■ **Problem details**: Go through the material below and copy each line where the word "grand" appears.
** begin Data rows **
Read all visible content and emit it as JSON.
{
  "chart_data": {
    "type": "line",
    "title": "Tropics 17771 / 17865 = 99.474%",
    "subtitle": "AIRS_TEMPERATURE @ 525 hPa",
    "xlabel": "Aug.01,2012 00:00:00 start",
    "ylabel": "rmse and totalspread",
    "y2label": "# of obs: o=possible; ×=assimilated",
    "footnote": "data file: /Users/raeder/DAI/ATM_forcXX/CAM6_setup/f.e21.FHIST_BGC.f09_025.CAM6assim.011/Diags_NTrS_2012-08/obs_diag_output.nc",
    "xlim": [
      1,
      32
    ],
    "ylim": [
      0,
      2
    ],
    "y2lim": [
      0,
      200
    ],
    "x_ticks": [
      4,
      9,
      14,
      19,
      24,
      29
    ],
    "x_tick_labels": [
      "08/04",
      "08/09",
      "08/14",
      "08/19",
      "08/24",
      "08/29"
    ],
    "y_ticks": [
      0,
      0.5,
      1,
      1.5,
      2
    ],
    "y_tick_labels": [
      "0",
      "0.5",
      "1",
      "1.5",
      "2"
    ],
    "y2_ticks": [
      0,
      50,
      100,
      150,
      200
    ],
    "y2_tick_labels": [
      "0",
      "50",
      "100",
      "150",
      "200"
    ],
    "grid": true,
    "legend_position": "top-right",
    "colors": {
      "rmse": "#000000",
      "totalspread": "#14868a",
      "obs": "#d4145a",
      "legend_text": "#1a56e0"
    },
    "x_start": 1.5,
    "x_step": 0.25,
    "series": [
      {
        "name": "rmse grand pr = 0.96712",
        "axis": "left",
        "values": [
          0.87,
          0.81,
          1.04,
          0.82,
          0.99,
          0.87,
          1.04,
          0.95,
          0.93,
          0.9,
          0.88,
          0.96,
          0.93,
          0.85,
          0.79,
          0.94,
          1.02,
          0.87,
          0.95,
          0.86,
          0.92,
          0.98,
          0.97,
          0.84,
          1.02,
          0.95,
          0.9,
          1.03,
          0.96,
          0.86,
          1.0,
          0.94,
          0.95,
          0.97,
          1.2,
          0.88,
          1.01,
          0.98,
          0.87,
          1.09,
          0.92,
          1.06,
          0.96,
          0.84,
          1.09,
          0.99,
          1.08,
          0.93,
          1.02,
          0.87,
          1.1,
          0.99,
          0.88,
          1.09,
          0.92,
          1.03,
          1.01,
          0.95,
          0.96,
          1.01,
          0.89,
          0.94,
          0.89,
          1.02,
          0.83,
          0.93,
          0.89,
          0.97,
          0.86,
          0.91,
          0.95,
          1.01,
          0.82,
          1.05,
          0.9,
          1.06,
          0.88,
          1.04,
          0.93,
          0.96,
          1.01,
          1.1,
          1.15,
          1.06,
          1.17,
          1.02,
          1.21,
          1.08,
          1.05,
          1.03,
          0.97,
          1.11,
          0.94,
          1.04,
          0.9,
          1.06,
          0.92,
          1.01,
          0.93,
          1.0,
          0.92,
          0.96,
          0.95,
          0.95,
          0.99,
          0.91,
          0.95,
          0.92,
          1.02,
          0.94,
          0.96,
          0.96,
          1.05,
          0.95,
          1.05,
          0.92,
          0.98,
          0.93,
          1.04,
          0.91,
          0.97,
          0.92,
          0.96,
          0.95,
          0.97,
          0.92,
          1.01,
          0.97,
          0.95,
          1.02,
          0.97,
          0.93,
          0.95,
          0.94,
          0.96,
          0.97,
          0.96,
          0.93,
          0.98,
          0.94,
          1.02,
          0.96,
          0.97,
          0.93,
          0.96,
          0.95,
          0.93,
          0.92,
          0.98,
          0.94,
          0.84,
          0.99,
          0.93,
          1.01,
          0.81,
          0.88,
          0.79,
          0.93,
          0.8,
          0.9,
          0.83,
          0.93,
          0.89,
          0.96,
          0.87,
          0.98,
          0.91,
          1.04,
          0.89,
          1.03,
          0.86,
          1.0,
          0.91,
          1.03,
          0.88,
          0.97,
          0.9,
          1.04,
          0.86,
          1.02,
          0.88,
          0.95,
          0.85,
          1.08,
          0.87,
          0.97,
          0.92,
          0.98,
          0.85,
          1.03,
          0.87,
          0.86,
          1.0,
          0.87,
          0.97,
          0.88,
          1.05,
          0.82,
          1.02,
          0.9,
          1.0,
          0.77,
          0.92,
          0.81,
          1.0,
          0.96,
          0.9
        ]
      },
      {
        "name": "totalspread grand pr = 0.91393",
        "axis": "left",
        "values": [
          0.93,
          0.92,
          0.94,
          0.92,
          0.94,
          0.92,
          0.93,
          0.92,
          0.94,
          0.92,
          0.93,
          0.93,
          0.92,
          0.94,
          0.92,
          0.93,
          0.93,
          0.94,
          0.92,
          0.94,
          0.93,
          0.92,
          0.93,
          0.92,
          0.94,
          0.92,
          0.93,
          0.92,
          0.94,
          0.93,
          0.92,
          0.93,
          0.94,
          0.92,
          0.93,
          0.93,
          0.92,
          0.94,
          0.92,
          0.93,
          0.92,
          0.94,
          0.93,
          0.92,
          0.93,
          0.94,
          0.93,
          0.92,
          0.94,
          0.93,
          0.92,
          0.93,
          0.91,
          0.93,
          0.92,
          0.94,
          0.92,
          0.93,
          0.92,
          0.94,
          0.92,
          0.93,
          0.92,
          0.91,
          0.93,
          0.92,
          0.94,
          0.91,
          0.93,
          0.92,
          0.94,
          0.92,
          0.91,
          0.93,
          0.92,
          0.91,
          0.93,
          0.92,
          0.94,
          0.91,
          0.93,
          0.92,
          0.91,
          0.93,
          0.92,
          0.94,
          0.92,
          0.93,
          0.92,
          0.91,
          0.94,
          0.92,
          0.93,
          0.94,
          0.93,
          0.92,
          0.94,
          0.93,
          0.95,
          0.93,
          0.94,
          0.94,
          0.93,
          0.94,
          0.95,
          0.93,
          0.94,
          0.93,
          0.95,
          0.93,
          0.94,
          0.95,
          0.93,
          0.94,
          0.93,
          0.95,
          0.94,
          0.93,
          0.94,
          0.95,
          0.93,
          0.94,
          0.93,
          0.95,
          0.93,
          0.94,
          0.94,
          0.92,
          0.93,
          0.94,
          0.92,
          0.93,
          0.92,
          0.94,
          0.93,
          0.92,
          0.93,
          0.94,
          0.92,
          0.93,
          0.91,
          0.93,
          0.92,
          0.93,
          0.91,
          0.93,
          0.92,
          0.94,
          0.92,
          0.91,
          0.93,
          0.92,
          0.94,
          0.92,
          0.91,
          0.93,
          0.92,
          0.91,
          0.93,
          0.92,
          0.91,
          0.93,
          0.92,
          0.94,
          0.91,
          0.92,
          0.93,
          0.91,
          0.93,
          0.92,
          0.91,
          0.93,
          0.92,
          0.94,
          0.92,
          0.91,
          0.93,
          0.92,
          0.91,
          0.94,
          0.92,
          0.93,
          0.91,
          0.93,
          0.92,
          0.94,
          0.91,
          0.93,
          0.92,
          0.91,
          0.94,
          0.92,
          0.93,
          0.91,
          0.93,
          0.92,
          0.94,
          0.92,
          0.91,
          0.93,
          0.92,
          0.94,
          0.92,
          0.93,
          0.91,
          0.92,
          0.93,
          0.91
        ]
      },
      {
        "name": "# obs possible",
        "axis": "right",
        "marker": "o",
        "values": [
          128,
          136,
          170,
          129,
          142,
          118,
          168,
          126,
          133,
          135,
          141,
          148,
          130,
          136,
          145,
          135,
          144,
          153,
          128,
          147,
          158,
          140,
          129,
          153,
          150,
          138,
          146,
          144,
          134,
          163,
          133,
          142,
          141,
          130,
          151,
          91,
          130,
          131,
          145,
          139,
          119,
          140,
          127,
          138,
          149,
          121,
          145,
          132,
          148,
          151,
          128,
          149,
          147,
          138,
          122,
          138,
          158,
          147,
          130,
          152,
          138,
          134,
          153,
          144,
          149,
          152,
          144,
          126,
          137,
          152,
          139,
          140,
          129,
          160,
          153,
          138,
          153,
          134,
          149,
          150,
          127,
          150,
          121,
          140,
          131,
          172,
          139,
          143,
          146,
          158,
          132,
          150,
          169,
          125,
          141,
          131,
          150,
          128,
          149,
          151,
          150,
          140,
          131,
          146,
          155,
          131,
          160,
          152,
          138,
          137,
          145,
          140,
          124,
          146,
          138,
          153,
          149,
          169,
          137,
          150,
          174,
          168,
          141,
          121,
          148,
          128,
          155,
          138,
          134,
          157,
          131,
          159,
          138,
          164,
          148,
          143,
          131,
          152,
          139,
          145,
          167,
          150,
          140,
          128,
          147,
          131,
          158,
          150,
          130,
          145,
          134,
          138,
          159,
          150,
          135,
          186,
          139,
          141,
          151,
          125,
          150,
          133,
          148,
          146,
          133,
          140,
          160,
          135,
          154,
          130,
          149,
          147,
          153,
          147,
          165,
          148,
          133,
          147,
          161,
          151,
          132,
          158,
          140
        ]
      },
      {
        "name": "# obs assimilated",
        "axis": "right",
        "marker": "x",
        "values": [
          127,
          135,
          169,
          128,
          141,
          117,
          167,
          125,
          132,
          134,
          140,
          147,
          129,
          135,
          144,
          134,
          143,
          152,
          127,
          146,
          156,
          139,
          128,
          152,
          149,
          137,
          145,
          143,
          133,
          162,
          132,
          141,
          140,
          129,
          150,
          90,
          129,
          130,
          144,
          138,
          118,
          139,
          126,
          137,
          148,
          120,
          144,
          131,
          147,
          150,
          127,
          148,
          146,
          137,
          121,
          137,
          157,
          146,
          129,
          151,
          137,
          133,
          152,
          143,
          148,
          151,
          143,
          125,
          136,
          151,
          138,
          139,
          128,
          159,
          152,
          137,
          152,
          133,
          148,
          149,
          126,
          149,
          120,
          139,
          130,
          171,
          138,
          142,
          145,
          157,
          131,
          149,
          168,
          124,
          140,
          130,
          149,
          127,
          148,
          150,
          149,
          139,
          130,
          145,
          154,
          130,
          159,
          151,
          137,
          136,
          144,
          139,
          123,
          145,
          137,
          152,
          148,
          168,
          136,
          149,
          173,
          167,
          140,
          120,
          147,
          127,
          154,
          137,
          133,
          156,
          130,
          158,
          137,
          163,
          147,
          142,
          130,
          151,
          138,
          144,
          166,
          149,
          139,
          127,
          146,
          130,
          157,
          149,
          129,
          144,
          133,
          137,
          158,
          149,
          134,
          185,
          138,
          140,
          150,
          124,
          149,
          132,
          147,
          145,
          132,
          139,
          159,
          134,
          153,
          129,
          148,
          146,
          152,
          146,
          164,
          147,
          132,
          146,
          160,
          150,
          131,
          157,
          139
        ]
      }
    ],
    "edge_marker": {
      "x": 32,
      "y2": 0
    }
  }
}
** end Data rows **
■ **Answer to the problem**:
        "name": "rmse grand pr = 0.96712",
        "name": "totalspread grand pr = 0.91393",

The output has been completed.